DIRECTIONS FOR THIS TASK. Which lines in the material below contain the word "category"? Copy each of them.

Chart and figure data:
----------------------------------------
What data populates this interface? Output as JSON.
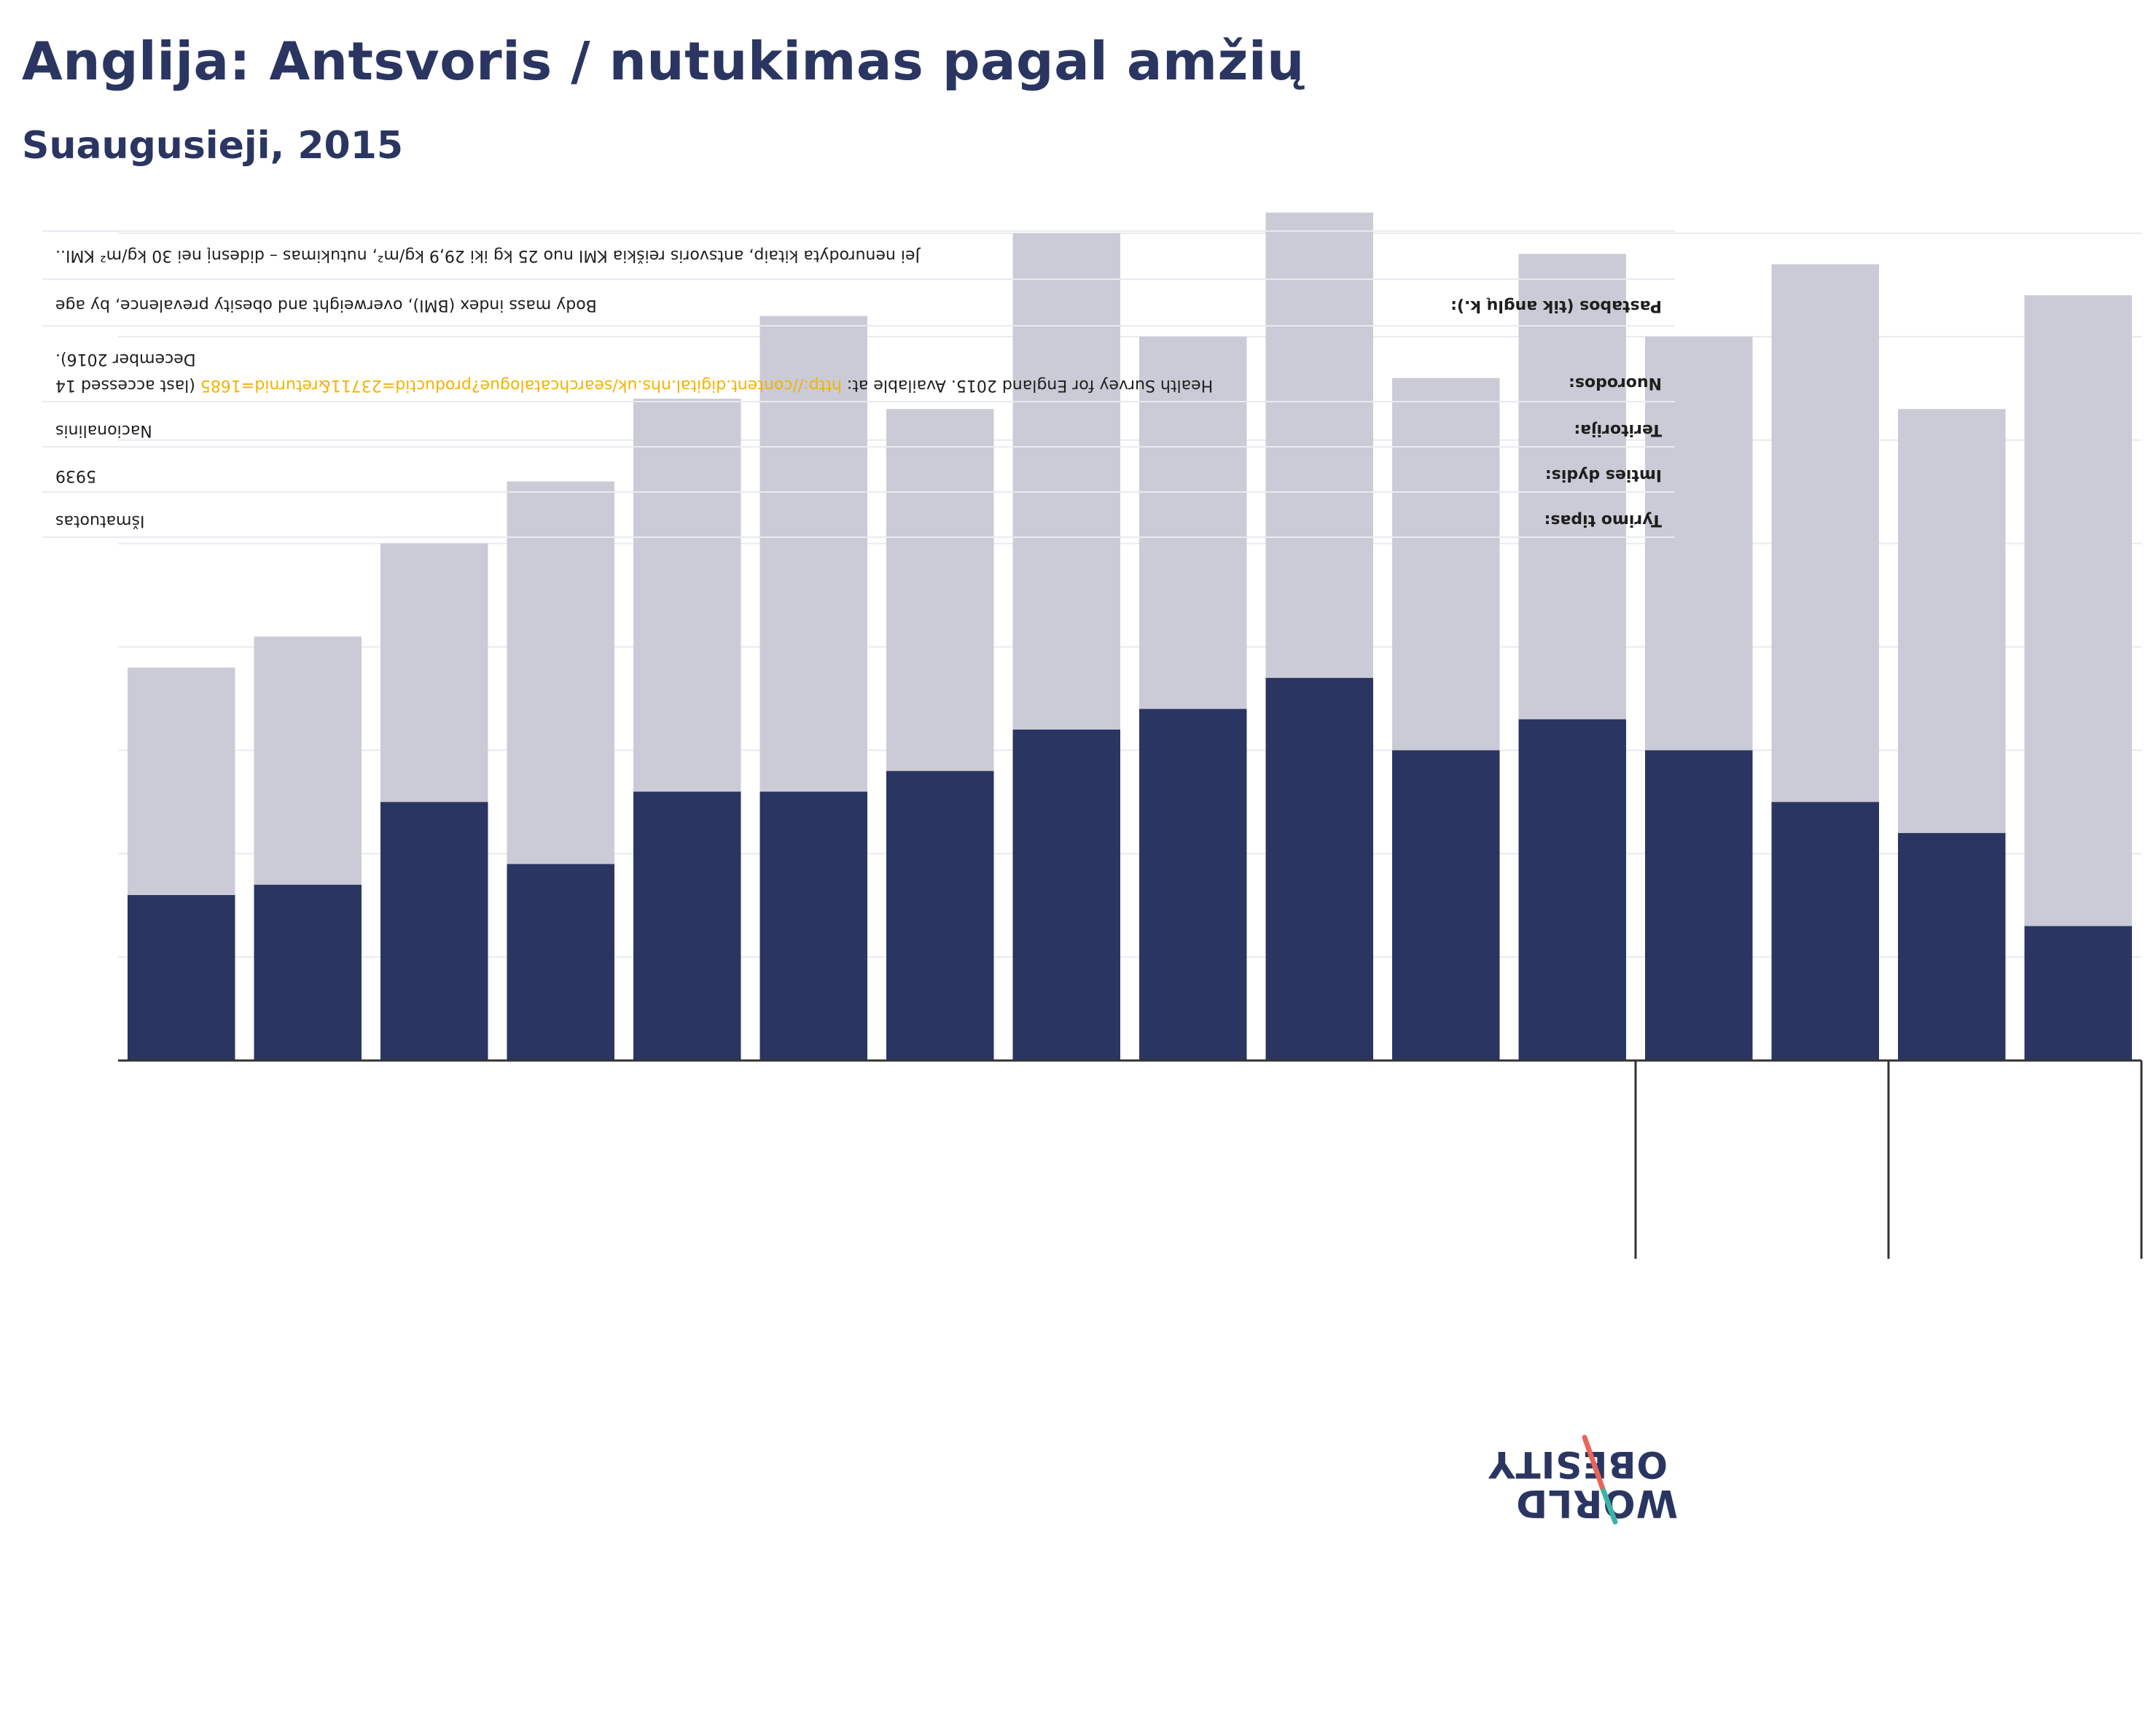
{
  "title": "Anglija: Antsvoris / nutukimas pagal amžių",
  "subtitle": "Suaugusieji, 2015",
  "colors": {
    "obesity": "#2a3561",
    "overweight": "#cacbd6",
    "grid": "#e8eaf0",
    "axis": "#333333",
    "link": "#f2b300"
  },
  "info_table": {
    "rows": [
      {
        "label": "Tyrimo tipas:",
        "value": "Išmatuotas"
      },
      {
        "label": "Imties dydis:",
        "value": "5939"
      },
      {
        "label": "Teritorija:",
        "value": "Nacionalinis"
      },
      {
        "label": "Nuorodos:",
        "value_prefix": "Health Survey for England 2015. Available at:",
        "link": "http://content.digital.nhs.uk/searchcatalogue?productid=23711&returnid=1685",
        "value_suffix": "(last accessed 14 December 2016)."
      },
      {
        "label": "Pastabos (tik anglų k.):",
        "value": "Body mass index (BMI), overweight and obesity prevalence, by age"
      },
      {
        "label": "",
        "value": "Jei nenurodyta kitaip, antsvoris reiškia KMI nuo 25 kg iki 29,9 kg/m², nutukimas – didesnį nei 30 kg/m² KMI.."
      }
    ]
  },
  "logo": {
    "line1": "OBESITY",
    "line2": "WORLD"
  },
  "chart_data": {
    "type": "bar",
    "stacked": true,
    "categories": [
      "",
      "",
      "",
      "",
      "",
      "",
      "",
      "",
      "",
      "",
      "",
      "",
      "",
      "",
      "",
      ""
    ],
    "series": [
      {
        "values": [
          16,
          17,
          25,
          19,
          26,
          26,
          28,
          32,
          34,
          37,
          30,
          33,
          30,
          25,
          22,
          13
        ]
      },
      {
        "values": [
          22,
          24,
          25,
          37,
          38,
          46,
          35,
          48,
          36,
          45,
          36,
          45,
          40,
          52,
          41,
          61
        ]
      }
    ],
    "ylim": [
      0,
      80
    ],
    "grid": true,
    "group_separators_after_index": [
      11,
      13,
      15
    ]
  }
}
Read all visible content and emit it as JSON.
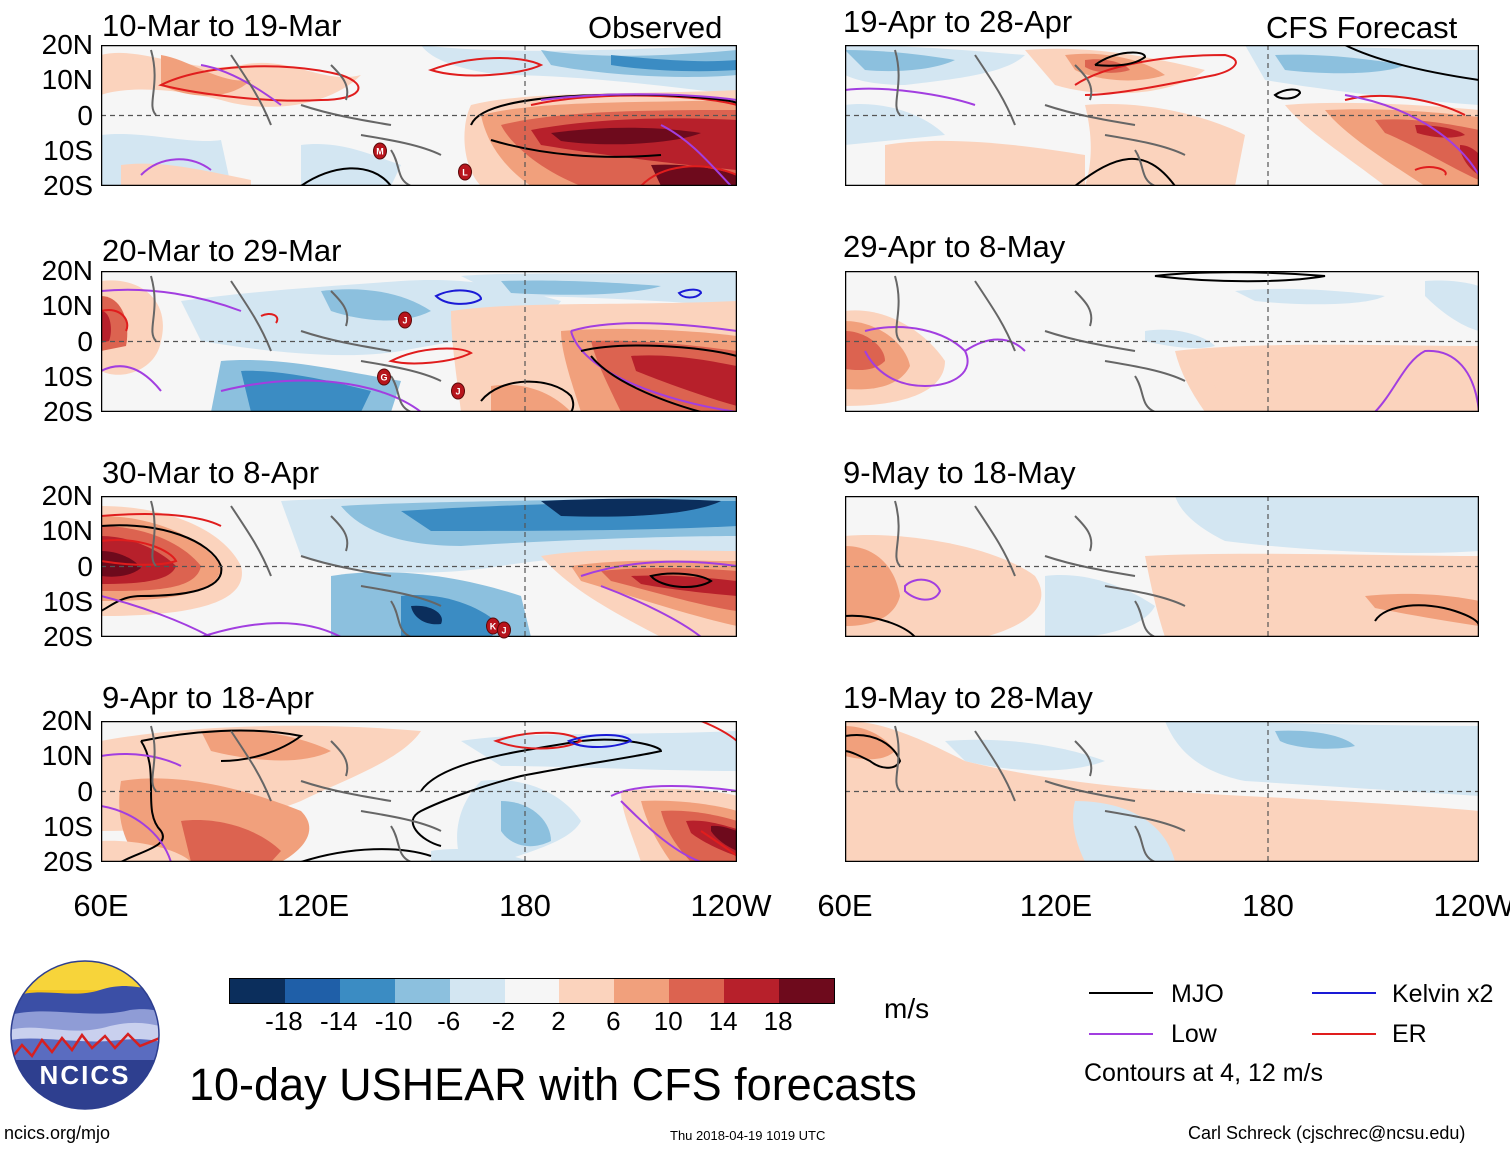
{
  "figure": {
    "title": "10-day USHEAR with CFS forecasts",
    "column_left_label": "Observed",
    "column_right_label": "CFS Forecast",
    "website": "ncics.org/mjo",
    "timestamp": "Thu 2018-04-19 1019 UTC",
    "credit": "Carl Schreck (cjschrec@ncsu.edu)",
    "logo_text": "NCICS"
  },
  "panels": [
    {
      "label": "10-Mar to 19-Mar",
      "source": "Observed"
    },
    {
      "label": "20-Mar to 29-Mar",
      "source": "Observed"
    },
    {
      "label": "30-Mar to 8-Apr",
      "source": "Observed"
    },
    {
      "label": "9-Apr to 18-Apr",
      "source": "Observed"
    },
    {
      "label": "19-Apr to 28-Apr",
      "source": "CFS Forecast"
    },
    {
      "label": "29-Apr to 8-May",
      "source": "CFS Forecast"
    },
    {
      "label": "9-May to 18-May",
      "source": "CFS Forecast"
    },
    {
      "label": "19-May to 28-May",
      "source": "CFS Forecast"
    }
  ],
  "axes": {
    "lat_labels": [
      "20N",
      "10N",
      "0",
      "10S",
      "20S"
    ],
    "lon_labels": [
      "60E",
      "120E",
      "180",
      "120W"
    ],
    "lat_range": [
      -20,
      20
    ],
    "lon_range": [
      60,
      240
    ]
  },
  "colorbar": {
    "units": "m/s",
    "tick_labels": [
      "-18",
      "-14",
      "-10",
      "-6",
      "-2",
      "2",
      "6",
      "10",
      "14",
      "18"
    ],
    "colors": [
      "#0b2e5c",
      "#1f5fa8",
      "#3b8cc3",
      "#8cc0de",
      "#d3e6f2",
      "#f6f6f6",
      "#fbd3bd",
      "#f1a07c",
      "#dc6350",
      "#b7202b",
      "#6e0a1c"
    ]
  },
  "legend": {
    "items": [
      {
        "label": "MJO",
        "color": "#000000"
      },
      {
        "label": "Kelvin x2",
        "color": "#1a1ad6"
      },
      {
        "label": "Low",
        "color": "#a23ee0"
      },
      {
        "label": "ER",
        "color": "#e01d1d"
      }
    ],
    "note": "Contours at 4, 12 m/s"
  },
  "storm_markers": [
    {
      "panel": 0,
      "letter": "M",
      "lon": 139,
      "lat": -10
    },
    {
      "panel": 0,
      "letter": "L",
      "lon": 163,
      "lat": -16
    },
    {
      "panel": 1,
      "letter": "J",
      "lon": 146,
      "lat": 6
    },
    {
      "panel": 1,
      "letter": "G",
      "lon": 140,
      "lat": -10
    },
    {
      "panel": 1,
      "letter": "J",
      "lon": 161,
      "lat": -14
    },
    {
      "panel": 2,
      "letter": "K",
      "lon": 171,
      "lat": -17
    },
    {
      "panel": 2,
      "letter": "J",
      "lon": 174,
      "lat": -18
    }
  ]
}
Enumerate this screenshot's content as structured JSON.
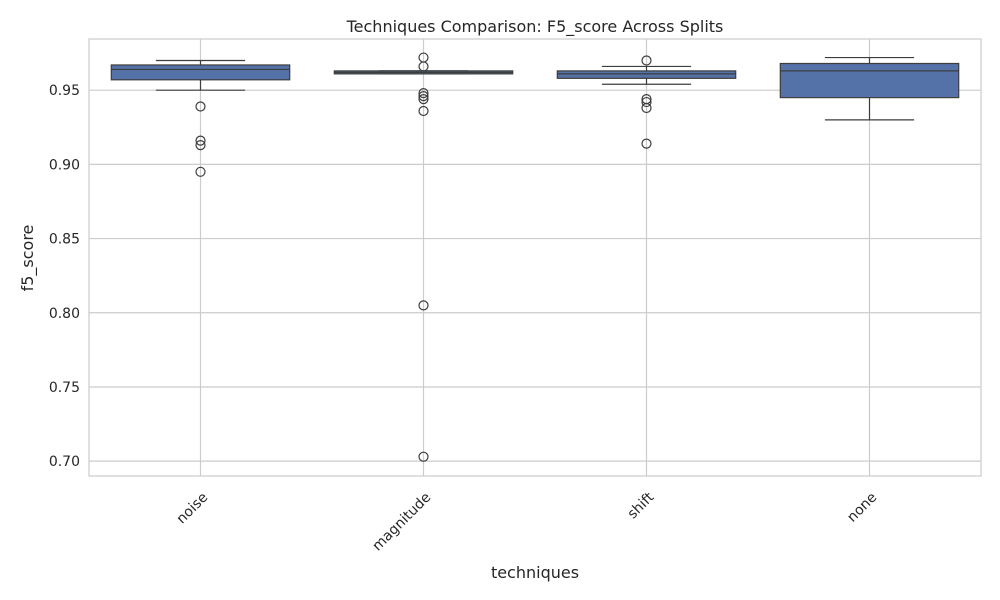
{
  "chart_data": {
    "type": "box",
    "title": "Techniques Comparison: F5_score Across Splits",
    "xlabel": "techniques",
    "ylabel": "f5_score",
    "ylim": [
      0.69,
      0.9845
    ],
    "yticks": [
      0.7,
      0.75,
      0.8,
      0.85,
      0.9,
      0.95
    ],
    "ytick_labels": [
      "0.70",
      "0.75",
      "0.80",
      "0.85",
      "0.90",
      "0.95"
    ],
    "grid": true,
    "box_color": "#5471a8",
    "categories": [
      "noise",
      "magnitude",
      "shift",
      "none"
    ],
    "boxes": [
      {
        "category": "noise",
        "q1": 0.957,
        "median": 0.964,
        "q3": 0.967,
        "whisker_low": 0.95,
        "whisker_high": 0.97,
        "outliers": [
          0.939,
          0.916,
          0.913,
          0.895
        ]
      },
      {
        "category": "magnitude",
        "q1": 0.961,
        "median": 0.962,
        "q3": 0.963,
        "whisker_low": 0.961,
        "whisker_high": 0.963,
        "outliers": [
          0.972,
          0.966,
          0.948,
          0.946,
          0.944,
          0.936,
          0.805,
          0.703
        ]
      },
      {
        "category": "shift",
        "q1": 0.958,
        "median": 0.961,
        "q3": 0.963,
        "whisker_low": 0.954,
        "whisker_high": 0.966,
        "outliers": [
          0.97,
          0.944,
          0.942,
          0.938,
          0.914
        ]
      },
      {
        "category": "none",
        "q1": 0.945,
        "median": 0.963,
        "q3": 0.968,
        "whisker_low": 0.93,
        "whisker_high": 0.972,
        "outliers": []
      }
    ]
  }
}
----------------------------------------
COMPLETE OUTPUT.
        "category": "noise",
        "category": "magnitude",
        "category": "shift",
        "category": "none",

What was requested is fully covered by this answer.